Without further comment, state how many lines in the listing below contain the word "DocuWide".
-- Records to use start --
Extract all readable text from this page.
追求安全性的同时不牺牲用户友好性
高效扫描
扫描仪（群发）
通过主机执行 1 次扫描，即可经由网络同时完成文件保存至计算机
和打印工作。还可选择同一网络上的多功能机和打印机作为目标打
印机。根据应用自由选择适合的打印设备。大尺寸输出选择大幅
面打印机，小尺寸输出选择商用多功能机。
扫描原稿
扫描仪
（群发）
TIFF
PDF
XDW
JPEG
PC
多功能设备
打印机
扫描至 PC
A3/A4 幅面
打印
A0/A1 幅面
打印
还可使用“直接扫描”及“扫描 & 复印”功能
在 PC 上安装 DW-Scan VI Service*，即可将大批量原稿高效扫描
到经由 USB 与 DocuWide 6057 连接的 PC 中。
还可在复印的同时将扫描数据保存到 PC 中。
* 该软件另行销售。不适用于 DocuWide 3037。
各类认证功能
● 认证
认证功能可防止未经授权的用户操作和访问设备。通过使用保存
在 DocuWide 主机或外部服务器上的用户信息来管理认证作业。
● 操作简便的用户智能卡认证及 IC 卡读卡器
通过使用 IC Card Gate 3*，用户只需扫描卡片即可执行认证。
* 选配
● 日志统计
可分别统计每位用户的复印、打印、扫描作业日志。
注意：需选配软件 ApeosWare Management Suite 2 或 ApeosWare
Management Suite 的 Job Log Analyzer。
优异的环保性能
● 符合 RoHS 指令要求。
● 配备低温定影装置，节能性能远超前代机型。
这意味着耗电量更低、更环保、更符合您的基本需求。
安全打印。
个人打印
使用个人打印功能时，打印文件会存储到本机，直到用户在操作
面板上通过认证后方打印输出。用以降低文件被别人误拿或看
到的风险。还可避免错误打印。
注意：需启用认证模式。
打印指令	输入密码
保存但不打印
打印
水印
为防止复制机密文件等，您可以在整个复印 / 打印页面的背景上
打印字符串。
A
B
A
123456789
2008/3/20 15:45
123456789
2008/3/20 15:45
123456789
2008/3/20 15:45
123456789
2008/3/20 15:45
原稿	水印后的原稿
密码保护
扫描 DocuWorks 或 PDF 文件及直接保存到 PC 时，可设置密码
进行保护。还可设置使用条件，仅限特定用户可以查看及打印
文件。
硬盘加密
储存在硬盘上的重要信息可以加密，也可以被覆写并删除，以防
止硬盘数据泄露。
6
-- Records to use end --
§ Answer to the exercise
3